▶ Written request
Copy out each of the lines below without changing anything.

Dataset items
-----

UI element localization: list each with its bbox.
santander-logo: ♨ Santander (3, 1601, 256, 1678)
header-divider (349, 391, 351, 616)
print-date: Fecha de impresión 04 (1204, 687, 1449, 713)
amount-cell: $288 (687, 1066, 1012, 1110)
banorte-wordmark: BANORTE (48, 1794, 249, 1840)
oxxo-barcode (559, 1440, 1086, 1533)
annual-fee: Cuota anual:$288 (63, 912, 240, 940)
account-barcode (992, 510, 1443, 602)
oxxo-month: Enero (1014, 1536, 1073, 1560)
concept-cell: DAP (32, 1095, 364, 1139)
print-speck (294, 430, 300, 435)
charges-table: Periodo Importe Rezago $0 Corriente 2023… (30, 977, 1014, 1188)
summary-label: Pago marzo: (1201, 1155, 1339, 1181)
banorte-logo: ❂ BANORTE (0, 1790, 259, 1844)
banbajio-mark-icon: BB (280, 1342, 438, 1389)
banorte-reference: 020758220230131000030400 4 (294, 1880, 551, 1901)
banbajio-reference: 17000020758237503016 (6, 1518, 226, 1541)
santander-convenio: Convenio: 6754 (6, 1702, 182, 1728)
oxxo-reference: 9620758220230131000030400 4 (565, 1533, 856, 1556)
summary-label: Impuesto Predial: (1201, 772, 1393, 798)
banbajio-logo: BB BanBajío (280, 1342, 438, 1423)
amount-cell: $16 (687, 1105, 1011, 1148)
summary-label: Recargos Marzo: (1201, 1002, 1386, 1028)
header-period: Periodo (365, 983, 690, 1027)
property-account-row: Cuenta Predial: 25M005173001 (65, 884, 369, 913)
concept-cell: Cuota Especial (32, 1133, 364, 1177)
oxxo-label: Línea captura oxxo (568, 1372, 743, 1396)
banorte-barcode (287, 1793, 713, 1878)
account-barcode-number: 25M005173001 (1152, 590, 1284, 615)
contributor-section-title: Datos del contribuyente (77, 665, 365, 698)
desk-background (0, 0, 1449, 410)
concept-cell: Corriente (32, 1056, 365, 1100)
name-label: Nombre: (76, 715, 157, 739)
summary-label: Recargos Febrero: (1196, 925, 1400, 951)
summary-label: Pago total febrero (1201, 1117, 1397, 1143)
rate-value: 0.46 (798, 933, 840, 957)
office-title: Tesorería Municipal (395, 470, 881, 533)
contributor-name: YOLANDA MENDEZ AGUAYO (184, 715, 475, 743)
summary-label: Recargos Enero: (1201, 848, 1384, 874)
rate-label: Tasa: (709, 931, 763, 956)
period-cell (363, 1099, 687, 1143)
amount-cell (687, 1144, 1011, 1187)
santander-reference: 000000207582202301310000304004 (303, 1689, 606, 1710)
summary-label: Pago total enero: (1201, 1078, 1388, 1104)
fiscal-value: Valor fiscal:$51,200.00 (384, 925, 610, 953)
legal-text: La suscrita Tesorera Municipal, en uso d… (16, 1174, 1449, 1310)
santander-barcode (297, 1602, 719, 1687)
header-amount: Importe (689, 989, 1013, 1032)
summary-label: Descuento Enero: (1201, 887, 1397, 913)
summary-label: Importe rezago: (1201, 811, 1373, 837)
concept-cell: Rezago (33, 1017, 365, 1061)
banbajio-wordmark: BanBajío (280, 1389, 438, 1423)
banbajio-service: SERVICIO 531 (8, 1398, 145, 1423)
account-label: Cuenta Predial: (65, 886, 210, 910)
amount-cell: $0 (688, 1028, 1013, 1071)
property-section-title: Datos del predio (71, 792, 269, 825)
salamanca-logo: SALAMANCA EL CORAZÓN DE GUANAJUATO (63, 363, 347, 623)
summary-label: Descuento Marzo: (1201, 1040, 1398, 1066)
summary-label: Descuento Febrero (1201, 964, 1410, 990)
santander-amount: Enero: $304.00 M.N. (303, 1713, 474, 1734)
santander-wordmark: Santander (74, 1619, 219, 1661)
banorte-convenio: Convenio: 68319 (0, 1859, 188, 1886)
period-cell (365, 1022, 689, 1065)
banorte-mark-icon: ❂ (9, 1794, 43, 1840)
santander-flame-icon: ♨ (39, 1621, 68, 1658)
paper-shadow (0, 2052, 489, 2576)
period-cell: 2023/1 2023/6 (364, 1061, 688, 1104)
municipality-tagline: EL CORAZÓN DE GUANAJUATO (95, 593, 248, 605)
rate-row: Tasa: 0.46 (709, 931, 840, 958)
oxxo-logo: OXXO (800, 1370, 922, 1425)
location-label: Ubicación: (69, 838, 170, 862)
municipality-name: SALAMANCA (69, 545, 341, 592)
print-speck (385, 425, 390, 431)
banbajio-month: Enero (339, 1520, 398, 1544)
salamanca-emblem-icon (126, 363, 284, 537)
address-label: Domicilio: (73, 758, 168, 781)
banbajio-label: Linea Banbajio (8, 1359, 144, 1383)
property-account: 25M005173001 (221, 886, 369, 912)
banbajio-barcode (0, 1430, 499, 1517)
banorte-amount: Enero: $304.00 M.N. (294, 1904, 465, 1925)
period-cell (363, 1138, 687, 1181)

-----

▶ Complete output
UI element localization: list each with its bbox.
santander-logo: ♨ Santander (3, 1601, 256, 1678)
header-divider (349, 391, 351, 616)
print-date: Fecha de impresión 04 (1204, 687, 1449, 713)
amount-cell: $288 (687, 1066, 1012, 1110)
banorte-wordmark: BANORTE (48, 1794, 249, 1840)
oxxo-barcode (559, 1440, 1086, 1533)
annual-fee: Cuota anual:$288 (63, 912, 240, 940)
account-barcode (992, 510, 1443, 602)
oxxo-month: Enero (1014, 1536, 1073, 1560)
concept-cell: DAP (32, 1095, 364, 1139)
print-speck (294, 430, 300, 435)
charges-table: Periodo Importe Rezago $0 Corriente 2023… (30, 977, 1014, 1188)
summary-label: Pago marzo: (1201, 1155, 1339, 1181)
banorte-logo: ❂ BANORTE (0, 1790, 259, 1844)
banbajio-mark-icon: BB (280, 1342, 438, 1389)
banorte-reference: 020758220230131000030400 4 (294, 1880, 551, 1901)
banbajio-reference: 17000020758237503016 (6, 1518, 226, 1541)
santander-convenio: Convenio: 6754 (6, 1702, 182, 1728)
oxxo-reference: 9620758220230131000030400 4 (565, 1533, 856, 1556)
summary-label: Impuesto Predial: (1201, 772, 1393, 798)
banbajio-logo: BB BanBajío (280, 1342, 438, 1423)
amount-cell: $16 (687, 1105, 1011, 1148)
summary-label: Recargos Marzo: (1201, 1002, 1386, 1028)
header-period: Periodo (365, 983, 690, 1027)
property-account-row: Cuenta Predial: 25M005173001 (65, 884, 369, 913)
concept-cell: Cuota Especial (32, 1133, 364, 1177)
oxxo-label: Línea captura oxxo (568, 1372, 743, 1396)
banorte-barcode (287, 1793, 713, 1878)
account-barcode-number: 25M005173001 (1152, 590, 1284, 615)
contributor-section-title: Datos del contribuyente (77, 665, 365, 698)
desk-background (0, 0, 1449, 410)
concept-cell: Corriente (32, 1056, 365, 1100)
name-label: Nombre: (76, 715, 157, 739)
summary-label: Recargos Febrero: (1196, 925, 1400, 951)
summary-label: Pago total febrero (1201, 1117, 1397, 1143)
rate-value: 0.46 (798, 933, 840, 957)
office-title: Tesorería Municipal (395, 470, 881, 533)
contributor-name: YOLANDA MENDEZ AGUAYO (184, 715, 475, 743)
summary-label: Recargos Enero: (1201, 848, 1384, 874)
rate-label: Tasa: (709, 931, 763, 956)
period-cell (363, 1099, 687, 1143)
amount-cell (687, 1144, 1011, 1187)
santander-reference: 000000207582202301310000304004 (303, 1689, 606, 1710)
summary-label: Pago total enero: (1201, 1078, 1388, 1104)
fiscal-value: Valor fiscal:$51,200.00 (384, 925, 610, 953)
legal-text: La suscrita Tesorera Municipal, en uso d… (16, 1174, 1449, 1310)
santander-barcode (297, 1602, 719, 1687)
header-amount: Importe (689, 989, 1013, 1032)
summary-label: Descuento Enero: (1201, 887, 1397, 913)
summary-label: Importe rezago: (1201, 811, 1373, 837)
concept-cell: Rezago (33, 1017, 365, 1061)
banbajio-wordmark: BanBajío (280, 1389, 438, 1423)
banbajio-service: SERVICIO 531 (8, 1398, 145, 1423)
account-label: Cuenta Predial: (65, 886, 210, 910)
amount-cell: $0 (688, 1028, 1013, 1071)
property-section-title: Datos del predio (71, 792, 269, 825)
salamanca-logo: SALAMANCA EL CORAZÓN DE GUANAJUATO (63, 363, 347, 623)
summary-label: Descuento Marzo: (1201, 1040, 1398, 1066)
summary-label: Descuento Febrero (1201, 964, 1410, 990)
santander-amount: Enero: $304.00 M.N. (303, 1713, 474, 1734)
santander-wordmark: Santander (74, 1619, 219, 1661)
banorte-convenio: Convenio: 68319 (0, 1859, 188, 1886)
period-cell (365, 1022, 689, 1065)
banorte-mark-icon: ❂ (9, 1794, 43, 1840)
santander-flame-icon: ♨ (39, 1621, 68, 1658)
paper-shadow (0, 2052, 489, 2576)
period-cell: 2023/1 2023/6 (364, 1061, 688, 1104)
municipality-tagline: EL CORAZÓN DE GUANAJUATO (95, 593, 248, 605)
rate-row: Tasa: 0.46 (709, 931, 840, 958)
oxxo-logo: OXXO (800, 1370, 922, 1425)
location-label: Ubicación: (69, 838, 170, 862)
municipality-name: SALAMANCA (69, 545, 341, 592)
print-speck (385, 425, 390, 431)
banbajio-month: Enero (339, 1520, 398, 1544)
salamanca-emblem-icon (126, 363, 284, 537)
address-label: Domicilio: (73, 758, 168, 781)
banbajio-label: Linea Banbajio (8, 1359, 144, 1383)
property-account: 25M005173001 (221, 886, 369, 912)
banbajio-barcode (0, 1430, 499, 1517)
banorte-amount: Enero: $304.00 M.N. (294, 1904, 465, 1925)
period-cell (363, 1138, 687, 1181)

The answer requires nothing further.